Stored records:
——————————
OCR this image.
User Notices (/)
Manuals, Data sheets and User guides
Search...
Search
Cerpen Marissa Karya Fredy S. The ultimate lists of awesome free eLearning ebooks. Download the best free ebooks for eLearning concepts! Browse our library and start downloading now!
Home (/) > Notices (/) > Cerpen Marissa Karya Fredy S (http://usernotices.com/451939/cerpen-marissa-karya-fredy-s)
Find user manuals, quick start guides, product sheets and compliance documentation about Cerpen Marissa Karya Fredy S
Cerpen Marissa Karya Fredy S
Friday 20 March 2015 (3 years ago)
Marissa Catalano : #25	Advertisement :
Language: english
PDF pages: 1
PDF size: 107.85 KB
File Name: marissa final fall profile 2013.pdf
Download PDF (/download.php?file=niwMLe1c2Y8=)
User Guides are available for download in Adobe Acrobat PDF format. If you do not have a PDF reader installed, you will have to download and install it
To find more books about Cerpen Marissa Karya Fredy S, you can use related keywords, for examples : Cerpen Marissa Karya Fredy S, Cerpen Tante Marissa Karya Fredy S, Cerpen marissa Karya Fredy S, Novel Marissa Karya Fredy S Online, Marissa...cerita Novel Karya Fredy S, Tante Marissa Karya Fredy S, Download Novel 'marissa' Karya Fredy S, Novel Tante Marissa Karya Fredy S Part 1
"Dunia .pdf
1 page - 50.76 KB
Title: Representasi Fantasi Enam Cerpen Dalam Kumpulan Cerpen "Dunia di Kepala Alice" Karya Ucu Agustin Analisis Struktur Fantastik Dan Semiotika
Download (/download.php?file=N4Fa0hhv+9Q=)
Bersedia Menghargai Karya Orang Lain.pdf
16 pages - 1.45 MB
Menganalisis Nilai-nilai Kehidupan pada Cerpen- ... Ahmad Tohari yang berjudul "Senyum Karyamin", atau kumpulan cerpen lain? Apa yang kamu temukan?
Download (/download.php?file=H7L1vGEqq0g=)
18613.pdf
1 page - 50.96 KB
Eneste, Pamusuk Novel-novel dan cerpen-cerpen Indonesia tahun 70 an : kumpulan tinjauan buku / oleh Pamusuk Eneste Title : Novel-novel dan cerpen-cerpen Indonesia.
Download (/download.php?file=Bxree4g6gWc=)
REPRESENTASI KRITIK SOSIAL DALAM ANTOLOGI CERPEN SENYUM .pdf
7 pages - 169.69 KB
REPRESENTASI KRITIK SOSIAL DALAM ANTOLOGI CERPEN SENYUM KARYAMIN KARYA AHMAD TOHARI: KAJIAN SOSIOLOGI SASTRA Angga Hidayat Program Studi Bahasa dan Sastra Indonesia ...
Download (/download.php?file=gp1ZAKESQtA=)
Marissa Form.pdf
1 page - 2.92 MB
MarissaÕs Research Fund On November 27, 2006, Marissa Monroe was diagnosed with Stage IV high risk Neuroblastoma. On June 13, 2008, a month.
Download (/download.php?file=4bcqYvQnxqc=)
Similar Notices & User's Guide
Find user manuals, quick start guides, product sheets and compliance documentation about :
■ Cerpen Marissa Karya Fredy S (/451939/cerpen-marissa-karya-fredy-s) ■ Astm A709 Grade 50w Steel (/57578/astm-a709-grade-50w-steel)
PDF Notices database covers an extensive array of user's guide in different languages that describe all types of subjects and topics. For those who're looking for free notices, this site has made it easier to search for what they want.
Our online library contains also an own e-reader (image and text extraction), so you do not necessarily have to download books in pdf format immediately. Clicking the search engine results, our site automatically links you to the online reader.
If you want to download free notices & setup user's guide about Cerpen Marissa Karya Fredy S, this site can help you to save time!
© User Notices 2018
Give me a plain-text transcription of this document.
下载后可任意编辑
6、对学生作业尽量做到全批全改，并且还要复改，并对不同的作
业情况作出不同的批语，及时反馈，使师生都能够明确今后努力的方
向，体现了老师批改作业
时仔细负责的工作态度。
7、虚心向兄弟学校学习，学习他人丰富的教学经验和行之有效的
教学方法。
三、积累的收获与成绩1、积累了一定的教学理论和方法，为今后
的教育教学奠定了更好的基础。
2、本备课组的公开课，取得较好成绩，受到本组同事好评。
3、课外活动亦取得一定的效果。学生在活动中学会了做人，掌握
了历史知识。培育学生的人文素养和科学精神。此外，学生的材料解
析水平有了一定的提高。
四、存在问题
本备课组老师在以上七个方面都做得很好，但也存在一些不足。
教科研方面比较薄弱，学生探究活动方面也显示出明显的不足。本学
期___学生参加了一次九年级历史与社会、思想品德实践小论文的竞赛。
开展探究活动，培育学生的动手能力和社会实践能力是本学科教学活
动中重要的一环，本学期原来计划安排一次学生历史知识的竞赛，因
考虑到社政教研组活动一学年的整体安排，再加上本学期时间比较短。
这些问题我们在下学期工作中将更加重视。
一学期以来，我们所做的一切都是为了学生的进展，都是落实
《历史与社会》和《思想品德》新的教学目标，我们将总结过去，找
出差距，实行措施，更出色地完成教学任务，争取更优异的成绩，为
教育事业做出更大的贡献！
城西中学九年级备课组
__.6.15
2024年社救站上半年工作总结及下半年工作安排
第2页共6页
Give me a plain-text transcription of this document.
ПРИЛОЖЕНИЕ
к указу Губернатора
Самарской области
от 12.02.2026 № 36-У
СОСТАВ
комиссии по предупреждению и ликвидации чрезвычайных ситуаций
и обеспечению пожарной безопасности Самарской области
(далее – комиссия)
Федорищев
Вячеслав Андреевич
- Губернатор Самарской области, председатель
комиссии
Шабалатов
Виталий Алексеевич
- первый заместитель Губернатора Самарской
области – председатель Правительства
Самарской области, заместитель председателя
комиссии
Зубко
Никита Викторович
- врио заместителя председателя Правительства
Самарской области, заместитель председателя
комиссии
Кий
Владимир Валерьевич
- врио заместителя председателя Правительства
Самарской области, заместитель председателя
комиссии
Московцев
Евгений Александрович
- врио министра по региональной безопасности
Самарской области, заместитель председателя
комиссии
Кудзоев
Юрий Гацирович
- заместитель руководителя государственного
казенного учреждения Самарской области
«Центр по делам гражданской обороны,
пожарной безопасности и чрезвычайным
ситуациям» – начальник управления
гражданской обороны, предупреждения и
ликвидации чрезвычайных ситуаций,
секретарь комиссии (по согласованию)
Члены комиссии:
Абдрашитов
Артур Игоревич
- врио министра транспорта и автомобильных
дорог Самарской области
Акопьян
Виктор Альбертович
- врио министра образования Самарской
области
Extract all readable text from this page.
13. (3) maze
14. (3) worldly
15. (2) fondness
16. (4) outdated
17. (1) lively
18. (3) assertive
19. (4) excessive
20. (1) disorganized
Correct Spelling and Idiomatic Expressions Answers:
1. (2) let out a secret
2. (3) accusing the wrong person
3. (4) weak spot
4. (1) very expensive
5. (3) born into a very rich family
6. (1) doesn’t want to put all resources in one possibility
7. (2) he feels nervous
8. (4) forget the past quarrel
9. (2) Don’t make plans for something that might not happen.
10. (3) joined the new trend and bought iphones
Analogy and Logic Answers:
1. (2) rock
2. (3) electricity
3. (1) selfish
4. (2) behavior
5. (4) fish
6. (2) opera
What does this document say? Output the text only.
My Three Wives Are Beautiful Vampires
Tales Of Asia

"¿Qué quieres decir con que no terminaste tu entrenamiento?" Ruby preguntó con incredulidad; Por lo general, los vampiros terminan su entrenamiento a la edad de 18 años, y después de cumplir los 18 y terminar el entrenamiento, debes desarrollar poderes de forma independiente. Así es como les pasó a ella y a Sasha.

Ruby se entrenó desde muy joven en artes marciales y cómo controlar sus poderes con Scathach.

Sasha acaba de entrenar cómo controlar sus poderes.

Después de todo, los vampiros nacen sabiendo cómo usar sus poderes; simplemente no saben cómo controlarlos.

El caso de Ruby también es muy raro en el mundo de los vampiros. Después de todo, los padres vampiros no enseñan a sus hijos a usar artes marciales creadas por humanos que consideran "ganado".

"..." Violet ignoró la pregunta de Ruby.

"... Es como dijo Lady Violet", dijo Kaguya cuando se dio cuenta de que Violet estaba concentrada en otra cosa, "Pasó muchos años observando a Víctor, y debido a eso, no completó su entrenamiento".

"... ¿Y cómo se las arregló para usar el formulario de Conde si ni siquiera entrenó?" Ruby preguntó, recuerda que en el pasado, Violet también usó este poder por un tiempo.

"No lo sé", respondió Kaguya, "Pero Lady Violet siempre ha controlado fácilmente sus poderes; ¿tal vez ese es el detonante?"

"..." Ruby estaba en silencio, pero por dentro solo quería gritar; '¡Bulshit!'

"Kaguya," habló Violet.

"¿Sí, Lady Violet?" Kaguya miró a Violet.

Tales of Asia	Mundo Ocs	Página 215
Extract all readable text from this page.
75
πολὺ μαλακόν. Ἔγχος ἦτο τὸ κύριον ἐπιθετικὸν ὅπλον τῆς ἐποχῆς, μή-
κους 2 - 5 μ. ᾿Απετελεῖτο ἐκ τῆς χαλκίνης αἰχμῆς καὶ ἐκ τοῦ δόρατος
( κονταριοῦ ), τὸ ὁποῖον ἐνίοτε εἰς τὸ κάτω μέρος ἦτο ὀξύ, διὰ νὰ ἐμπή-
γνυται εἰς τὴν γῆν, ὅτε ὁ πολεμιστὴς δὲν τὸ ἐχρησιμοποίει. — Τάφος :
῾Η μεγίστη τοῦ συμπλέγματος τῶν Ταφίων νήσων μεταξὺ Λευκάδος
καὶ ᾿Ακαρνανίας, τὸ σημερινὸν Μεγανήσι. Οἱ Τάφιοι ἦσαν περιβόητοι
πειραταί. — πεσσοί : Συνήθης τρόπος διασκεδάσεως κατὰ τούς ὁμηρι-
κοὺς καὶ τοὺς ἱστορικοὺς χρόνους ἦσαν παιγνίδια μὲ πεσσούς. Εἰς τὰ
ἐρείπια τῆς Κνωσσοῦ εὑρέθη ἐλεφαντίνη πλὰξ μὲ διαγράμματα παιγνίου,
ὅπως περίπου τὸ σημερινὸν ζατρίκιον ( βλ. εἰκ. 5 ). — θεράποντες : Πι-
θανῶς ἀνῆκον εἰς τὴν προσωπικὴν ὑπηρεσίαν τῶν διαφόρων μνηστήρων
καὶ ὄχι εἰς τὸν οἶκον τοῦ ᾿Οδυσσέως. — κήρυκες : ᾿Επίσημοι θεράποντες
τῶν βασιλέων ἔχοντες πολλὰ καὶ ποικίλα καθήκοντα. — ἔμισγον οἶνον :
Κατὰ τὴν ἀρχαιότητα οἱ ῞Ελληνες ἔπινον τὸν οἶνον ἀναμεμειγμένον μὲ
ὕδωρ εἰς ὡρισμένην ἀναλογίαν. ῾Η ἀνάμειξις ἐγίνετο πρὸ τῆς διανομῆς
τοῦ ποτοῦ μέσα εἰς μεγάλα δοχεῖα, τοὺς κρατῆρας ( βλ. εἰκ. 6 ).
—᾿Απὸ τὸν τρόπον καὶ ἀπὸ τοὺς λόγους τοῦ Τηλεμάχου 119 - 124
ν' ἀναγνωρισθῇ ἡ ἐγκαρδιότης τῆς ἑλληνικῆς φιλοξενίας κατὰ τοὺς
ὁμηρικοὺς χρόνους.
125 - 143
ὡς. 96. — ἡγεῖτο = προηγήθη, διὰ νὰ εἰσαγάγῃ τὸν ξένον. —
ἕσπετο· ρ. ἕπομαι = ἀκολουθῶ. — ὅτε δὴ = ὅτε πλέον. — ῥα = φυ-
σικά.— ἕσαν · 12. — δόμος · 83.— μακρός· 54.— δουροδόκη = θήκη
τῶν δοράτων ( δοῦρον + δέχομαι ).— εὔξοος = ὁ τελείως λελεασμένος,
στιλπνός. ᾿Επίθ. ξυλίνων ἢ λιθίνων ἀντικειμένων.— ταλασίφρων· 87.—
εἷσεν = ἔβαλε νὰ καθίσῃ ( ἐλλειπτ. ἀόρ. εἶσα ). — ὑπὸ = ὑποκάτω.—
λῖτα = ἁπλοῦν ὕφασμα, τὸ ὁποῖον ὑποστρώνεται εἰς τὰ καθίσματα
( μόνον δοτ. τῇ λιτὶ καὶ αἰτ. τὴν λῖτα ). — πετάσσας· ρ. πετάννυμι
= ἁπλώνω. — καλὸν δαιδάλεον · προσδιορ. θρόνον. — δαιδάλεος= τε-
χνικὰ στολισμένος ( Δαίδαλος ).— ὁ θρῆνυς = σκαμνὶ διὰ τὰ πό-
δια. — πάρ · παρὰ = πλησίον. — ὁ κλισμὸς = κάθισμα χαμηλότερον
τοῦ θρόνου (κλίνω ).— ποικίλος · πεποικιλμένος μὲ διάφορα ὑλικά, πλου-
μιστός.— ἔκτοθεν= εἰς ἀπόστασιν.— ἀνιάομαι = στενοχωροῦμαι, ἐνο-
——————————
Task:
Go through the records and gather the lines that hold "ANTOLOGI".

Answer for this exercise:
REPRESENTASI KRITIK SOSIAL DALAM ANTOLOGI CERPEN SENYUM .pdf
REPRESENTASI KRITIK SOSIAL DALAM ANTOLOGI CERPEN SENYUM KARYAMIN KARYA AHMAD TOHARI: KAJIAN SOSIOLOGI SASTRA Angga Hidayat Program Studi Bahasa dan Sastra Indonesia ...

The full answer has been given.